* ФРАГМЕНТ
╭──
Изменить стиль страницы

Американский профессор Джеффри Бертон Расселл, преподающий историю в Калифорнийском университете в Санта-Барбаре, говорит о том же, о чем предупреждал его знаменитый однофамилец. Нет предела человеческой изобретательности, когда дело касается выборов способа самоубийства!

В 1966 году советский писатель Владимир Савченко опубликовал научно-фантастическую пьесу "Новое оружие". Речь в ней шла об изобретении физиков, позволяющем "стабилизировать" ядра атомов и, таким образом, уничтожить в зародыше саму возможность цепной реакции. Драматический конфликт в пьесе построен на переживаниях советских и американских физиков, наблюдающих, как их собственными стараниями "закрывается" вся атомная физика. На благо человечеству, впрочем.

Мы сегодня можем оценить одновременно и искренность автора, и наивность подобных упований.

Американский публицист Джонатан Шелл в книге "Судьба Земли" (к ней мы еще вернемся) описывает "часы, стрелки которых, вместо того чтобы символически отражать суждение о возможности катастрофы, показывали бы количество времени, на которое, принимая во внимание международные технические и политические договоренности, народы мира наверняка могли бы рассчитывать, прежде чем они будут уничтожены в ядерном побоище. В настоящее время стрелки показывали бы одну секунду или даже долю секунды до полуночи, потому что никто из нас не может быть уверен, что в ходе ядерного нападения мы не будем уничтожены. Если бы была достигнута договоренность, чтобы все ядерные боеголовки были удалены с носителей и складированы где-нибудь и поэтому не могли бы в любой момент поразить нас без предупреждения, часы показывали бы время, которое потребовалось бы, чтобы их снова смонтировать на носителях.
╰──
* ИЗВЛЕЧЁННЫЕ ЗАПИСИ
╭──
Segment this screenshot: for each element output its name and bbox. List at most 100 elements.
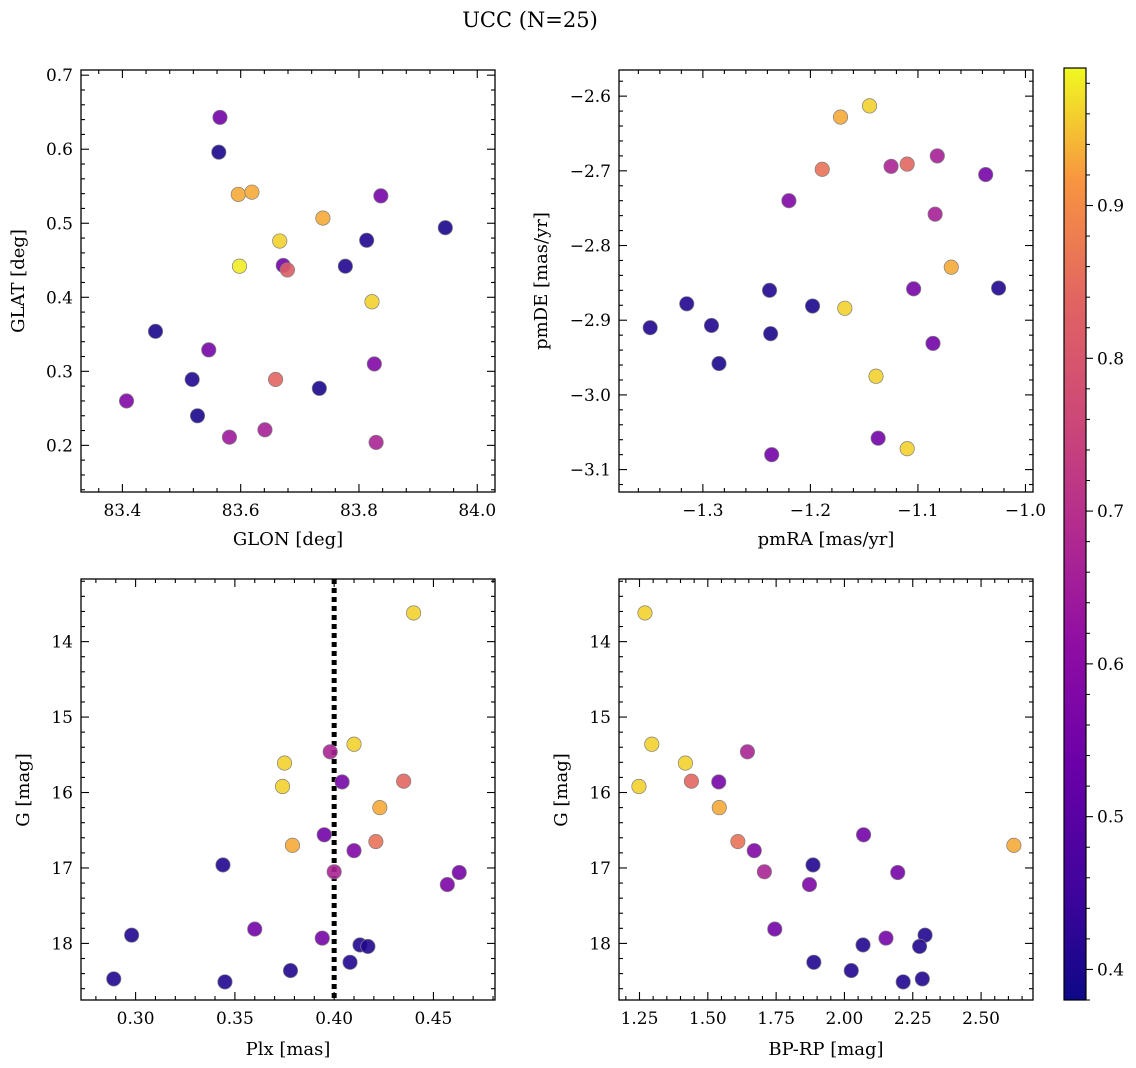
x-tick-label: 1.75 [757, 1009, 795, 1029]
y-tick-label: 0.2 [46, 436, 73, 456]
scatter-point [895, 974, 911, 990]
scatter-point [679, 296, 695, 312]
axes-frame [618, 578, 1034, 1001]
scatter-point [217, 974, 233, 990]
scatter-point [334, 774, 350, 790]
panel-glon-glat: GLON [deg] GLAT [deg] 83.4 83.6 83.8 84.0 0.… [8, 66, 496, 550]
scatter-point [268, 371, 284, 388]
x-tick-label: 0.40 [315, 1009, 353, 1029]
scatter-point [221, 429, 237, 445]
colorbar-gradient [1063, 67, 1087, 1001]
colorbar-tick-label: 0.7 [1097, 502, 1124, 522]
scatter-point [274, 778, 291, 795]
scatter-point [372, 800, 388, 816]
scatter-point [106, 971, 122, 987]
scatter-point [359, 232, 375, 248]
scatter-point [244, 184, 260, 200]
panel-pmra-pmde-ylabel: pmDE [mas/yr] [531, 212, 552, 350]
scatter-point [360, 938, 376, 954]
scatter-point [683, 773, 699, 789]
scatter-point [396, 773, 412, 789]
colorbar: 0.4 0.5 0.6 0.7 0.8 0.9 [1063, 67, 1124, 1001]
scatter-point [276, 755, 293, 771]
scatter-point [437, 220, 453, 236]
x-tick-label: 0.35 [216, 1009, 254, 1029]
scatter-point [925, 335, 941, 351]
y-tick-label: 17 [51, 859, 73, 879]
panel-plx-g-ylabel: G [mag] [13, 753, 34, 826]
scatter-point [284, 837, 301, 853]
scatter-point [730, 834, 746, 850]
scatter-point [806, 954, 822, 970]
scatter-point [832, 109, 849, 125]
y-tick-label: 16 [589, 784, 611, 804]
scatter-point [322, 744, 338, 760]
panel-bprp-g-ylabel: G [mag] [551, 753, 572, 826]
scatter-point [814, 161, 830, 177]
scatter-point [346, 736, 362, 752]
y-tick-label: 15 [51, 708, 73, 728]
y-tick-label: 16 [51, 784, 73, 804]
axes-frame [80, 578, 496, 1001]
scatter-point [279, 262, 295, 278]
scatter-point [184, 371, 200, 388]
scatter-point [843, 963, 859, 979]
scatter-point [247, 921, 263, 937]
x-tick-label: 83.4 [103, 501, 141, 521]
scatter-point [368, 834, 384, 850]
scatter-point [856, 827, 872, 843]
scatter-point [991, 280, 1007, 296]
x-tick-label: 1.50 [689, 1009, 727, 1029]
scatter-point [801, 877, 818, 893]
x-tick-label: 1.25 [621, 1009, 659, 1029]
scatter-point [315, 210, 331, 226]
scatter-point [212, 109, 228, 125]
scatter-point [746, 843, 762, 859]
y-tick-label: 0.3 [46, 362, 73, 382]
y-tick-label: −3.1 [570, 461, 611, 481]
scatter-point [862, 98, 878, 114]
scatter-point [644, 736, 660, 752]
y-tick-label: −2.6 [570, 87, 611, 107]
scatter-point [878, 930, 894, 946]
panel-bprp-g-xlabel: BP-RP [mag] [768, 1039, 883, 1060]
colorbar-tick-label: 0.5 [1097, 808, 1124, 828]
figure-title: UCC (N=25) [462, 8, 598, 32]
scatter-point [406, 605, 422, 621]
y-tick-label: 0.7 [46, 66, 73, 86]
scatter-point [711, 355, 727, 372]
scatter-point [767, 921, 783, 937]
scatter-point [899, 156, 915, 172]
x-tick-label: −1.0 [1005, 501, 1046, 521]
axes-frame [618, 69, 1034, 493]
scatter-point [326, 864, 342, 880]
scatter-point [272, 233, 288, 249]
scatter-point [677, 755, 693, 771]
colorbar-tick-label: 0.4 [1097, 960, 1124, 980]
scatter-point [978, 167, 994, 183]
scatter-point [346, 843, 362, 859]
scatter-point [637, 605, 653, 621]
y-tick-label: −2.8 [570, 237, 611, 257]
scatter-point [899, 441, 915, 457]
panel-bprp-g: BP-RP [mag] G [mag] 1.25 1.50 1.75 2.00 2.25… [551, 578, 1034, 1060]
panel-pmra-pmde-xlabel: pmRA [mas/yr] [758, 529, 895, 550]
scatter-point [314, 930, 330, 946]
scatter-point [914, 971, 930, 987]
scatter-point [282, 963, 299, 979]
scatter-point [189, 408, 206, 424]
scatter-point [805, 298, 821, 314]
y-tick-label: 14 [589, 633, 611, 653]
panel-glon-glat-xlabel: GLON [deg] [233, 529, 343, 550]
scatter-point [316, 827, 332, 843]
scatter-point [1006, 837, 1022, 853]
x-tick-label: −1.1 [897, 501, 938, 521]
y-tick-label: 15 [589, 708, 611, 728]
colorbar-tick-label: 0.8 [1097, 349, 1124, 369]
scatter-point [711, 774, 727, 790]
y-tick-label: 18 [589, 934, 611, 954]
x-tick-label: 2.25 [894, 1009, 932, 1029]
y-tick-label: 14 [51, 633, 73, 653]
scatter-point [739, 744, 755, 760]
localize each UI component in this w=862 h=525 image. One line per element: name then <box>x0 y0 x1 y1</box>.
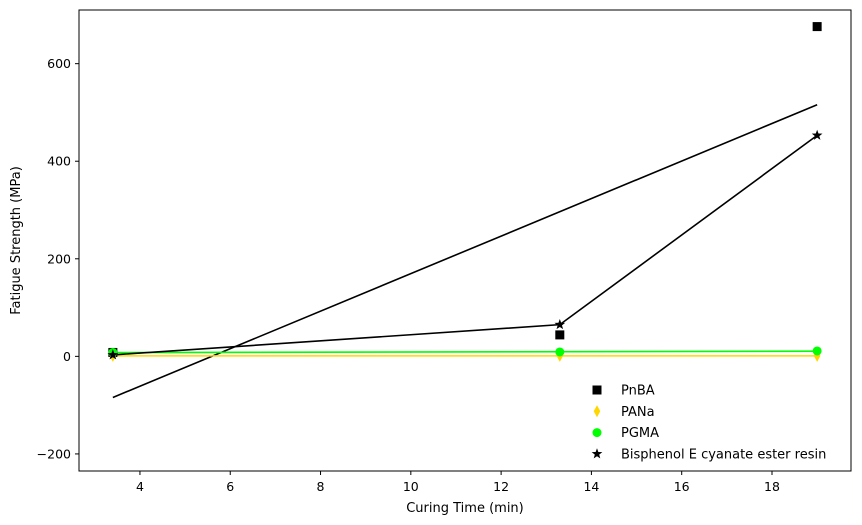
y-tick-label: 200 <box>47 251 71 266</box>
fit-lines <box>112 104 818 399</box>
point-bisphenol-e-cyanate-ester-resin <box>811 129 823 140</box>
point-pgma <box>555 347 565 357</box>
line-bisphenol-e-cyanate-ester-resin <box>112 134 818 356</box>
legend-marker-bisphenol-e-cyanate-ester-resin <box>591 448 603 459</box>
x-tick-label: 6 <box>226 479 234 494</box>
plot-area <box>78 9 852 472</box>
x-tick-label: 14 <box>583 479 599 494</box>
legend-label-pana: PANa <box>621 405 655 420</box>
legend-label-bisphenol-e-cyanate-ester-resin: Bisphenol E cyanate ester resin <box>621 447 826 462</box>
x-tick-label: 16 <box>674 479 690 494</box>
x-tick-label: 18 <box>764 479 780 494</box>
data-markers <box>107 22 823 362</box>
fit-line-pnba <box>112 104 818 399</box>
connector-lines <box>112 134 818 356</box>
y-axis-ticks: −200 0 200 400 600 <box>37 56 79 461</box>
y-axis-label: Fatigue Strength (MPa) <box>9 166 24 315</box>
y-tick-label: 600 <box>47 56 71 71</box>
x-axis-label: Curing Time (min) <box>406 501 524 516</box>
legend-marker-pana <box>593 405 601 418</box>
legend-label-pgma: PGMA <box>621 426 659 441</box>
legend: PnBA PANa PGMA Bisphenol E cyanate ester re… <box>591 384 826 462</box>
fit-line-pgma <box>112 350 818 354</box>
legend-marker-pnba <box>592 385 602 395</box>
y-tick-label: −200 <box>37 446 71 461</box>
point-pnba <box>812 22 822 32</box>
x-tick-label: 10 <box>403 479 419 494</box>
y-tick-label: 0 <box>63 349 71 364</box>
point-pgma <box>812 346 822 356</box>
x-axis-ticks: 4 6 8 10 12 14 16 18 <box>136 471 780 494</box>
point-pnba <box>555 330 565 340</box>
x-tick-label: 8 <box>317 479 325 494</box>
x-tick-label: 12 <box>493 479 509 494</box>
y-tick-label: 400 <box>47 154 71 169</box>
point-bisphenol-e-cyanate-ester-resin <box>554 319 566 330</box>
x-tick-label: 4 <box>136 479 144 494</box>
legend-marker-pgma <box>592 428 602 438</box>
point-bisphenol-e-cyanate-ester-resin <box>107 349 119 360</box>
legend-label-pnba: PnBA <box>621 384 655 399</box>
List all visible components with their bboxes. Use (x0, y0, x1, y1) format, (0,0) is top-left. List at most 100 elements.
╰──
* ЧТО НУЖНО СДЕЛАТЬ
A. Выпишите из фрагмента о ядерной угрозе дословно отрывок, начиная со слов «Изменить стиль страницы» и заканчивая словами «наивность подобных упований.».
B. Допишите фрагмент о ядерной угрозе дальше, начиная сразу после его последнего предложения.
Записи здесь никак не используются.

* ОТВЕТЫ
A.
Изменить стиль страницы

Американский профессор Джеффри Бертон Расселл, преподающий историю в Калифорнийском университете в Санта-Барбаре, говорит о том же, о чем предупреждал его знаменитый однофамилец. Нет предела человеческой изобретательности, когда дело касается выборов способа самоубийства!

В 1966 году советский писатель Владимир Савченко опубликовал научно-фантастическую пьесу "Новое оружие". Речь в ней шла об изобретении физиков, позволяющем "стабилизировать" ядра атомов и, таким образом, уничтожить в зародыше саму возможность цепной реакции. Драматический конфликт в пьесе построен на переживаниях советских и американских физиков, наблюдающих, как их собственными стараниями "закрывается" вся атомная физика. На благо человечеству, впрочем.

Мы сегодня можем оценить одновременно и искренность автора, и наивность подобных упований.

B.
Если бы все ядерное оружие в мире было уничтожено, часы показывали бы время, необходимое для того, чтобы его снова произвести"[52].

В этих горьких словах уместилась вся короткая история "нового оружия", предназначенного для нейтрализации становящегося все более опасным и неконтролируемым ядерного. История реальная и в научной фантастике.

"…Я на миг представил себе город с совершенно нетронутыми зданиями и людей, которых невидимый и неощутимый ливень застал за самыми обычными будничными делами… Господи! Не дай, чтобы это свершилось!"[53]Что это — еще одна подпись к триптиху армянского художника, с которого началась эта тема? Нет, всего лишь молитва перед смертью американского физика, одного из создателей и первой невольной жертвы нейтронного оружия из повести Михаила Емцева и Еремея Парнова "Возвратите любовь!" (1966).

Это один из самых ярких примеров научно-фантастического "попадания". А вот в чем авторы повести ошиблись, так это в своем уповании на моральное прозрение, пусть и запоздалое, творцов "нового оружия". Реальный "отец" нейтронной бомбы американец Сэмюэл Коэн, словно базарная торговка, расхваливал на страницах газет свое детище, упирая, естественно, на "гуманность" бомбы — в чисто американском понимании…

В одной из ранних повестей ветерана советской фантастики Георгия Гуревича — "Иней на пальмах" (1951) — впервые, наверное, прозвучала мысль об абсурдности "глобального" оружия — именно ввиду его глобальности. Применение его приведет только к тому, что в результате раскачки био-, эко- и геосферы планеты человечество рискует обрушить на себя слепой гнев потревоженной природы, не разбирающей "наших" и "не наших".

Пока не во вселенских масштабах, как у Михайлова, но хватит и земных.

Прошло двадцать лет (повесть Геннадия Прашкевича "Мир, в котором я дома"), тридцать ("Ноктюрн пустоты" Евгения Велтистова), а тревога только росла. И если Прашкевич пишет о заведомых безумцах — нацистах, укрывшихся в южноамериканских джунглях и там в сверхсекретных лабораториях вынашивающих планы "избирательного" уничтожения озонового слоя над территорией противника, то в книге Велтистова все другое. Новые нероны приобрели вполне благообразный вид: их планы облачены в деловитые, резонные слова бизнесменов и политических стратегов, однако они по-прежнему безумны — на сей раз война замышляется климатическая.

Пока фантастика? Но еще в 1978 году ведущие эксперты СИПРИ заявляли: "Есть основания полагать, что в скором времени человек сможет использовать технологию для управления определенными природными силами — ураганами, цунами, землетрясениями. Если эти возможности будут использованы в злонамеренных целях, их воздействие на среду окажется непредсказуемо продолжительным и жестоким"[54].

Сколь непросто будет расставаться с рецидивами "атомного сознания", рассказывают два сравнительно свежих произведения молодых авторов.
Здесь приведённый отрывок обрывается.